GOAL: Extract each line holding the word "this" from the entries.

══════════════════════════════

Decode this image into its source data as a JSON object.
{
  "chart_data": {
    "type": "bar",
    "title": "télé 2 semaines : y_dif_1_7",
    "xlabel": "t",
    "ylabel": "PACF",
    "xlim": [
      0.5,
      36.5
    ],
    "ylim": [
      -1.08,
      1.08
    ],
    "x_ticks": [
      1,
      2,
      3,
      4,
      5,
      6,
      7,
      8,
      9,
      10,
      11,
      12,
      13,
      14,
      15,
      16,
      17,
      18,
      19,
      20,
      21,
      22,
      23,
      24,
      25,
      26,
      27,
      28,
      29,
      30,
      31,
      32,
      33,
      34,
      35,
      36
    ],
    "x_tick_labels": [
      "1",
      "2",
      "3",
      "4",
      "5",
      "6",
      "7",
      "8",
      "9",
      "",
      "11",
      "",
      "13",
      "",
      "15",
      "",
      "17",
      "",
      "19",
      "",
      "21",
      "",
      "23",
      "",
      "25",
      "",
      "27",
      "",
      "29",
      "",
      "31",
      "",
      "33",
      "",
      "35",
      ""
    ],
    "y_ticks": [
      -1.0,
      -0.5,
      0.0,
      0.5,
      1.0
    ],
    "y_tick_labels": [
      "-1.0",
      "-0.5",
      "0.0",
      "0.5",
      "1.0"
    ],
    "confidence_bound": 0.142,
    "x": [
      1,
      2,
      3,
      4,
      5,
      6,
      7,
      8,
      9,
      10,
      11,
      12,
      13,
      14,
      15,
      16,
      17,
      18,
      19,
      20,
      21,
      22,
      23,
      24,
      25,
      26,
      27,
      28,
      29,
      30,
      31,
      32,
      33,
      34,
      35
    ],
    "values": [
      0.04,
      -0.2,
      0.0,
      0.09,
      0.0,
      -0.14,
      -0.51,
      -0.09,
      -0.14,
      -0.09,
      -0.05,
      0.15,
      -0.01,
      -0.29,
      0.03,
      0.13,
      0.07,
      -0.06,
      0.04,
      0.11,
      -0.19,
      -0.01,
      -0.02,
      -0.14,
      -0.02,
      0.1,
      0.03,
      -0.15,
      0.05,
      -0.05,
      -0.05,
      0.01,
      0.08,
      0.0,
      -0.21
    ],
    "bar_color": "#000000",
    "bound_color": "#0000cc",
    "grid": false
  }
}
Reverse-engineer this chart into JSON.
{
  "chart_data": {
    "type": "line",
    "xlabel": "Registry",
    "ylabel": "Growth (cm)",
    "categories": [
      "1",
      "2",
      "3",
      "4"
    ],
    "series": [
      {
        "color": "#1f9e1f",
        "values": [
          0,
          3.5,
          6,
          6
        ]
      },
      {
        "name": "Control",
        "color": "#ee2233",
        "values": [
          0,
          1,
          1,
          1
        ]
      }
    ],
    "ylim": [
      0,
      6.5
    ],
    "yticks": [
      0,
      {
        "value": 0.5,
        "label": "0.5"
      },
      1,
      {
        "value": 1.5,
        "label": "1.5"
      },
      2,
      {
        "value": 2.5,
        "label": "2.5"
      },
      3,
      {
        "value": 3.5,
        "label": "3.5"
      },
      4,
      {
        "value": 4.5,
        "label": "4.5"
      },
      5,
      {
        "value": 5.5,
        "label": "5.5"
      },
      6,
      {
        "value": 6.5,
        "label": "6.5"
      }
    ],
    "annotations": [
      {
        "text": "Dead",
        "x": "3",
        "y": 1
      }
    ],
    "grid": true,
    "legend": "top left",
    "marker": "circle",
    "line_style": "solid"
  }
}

══════════════════════════════

OUTPUT:
Decode this image into its source data as a JSON object.
Reverse-engineer this chart into JSON.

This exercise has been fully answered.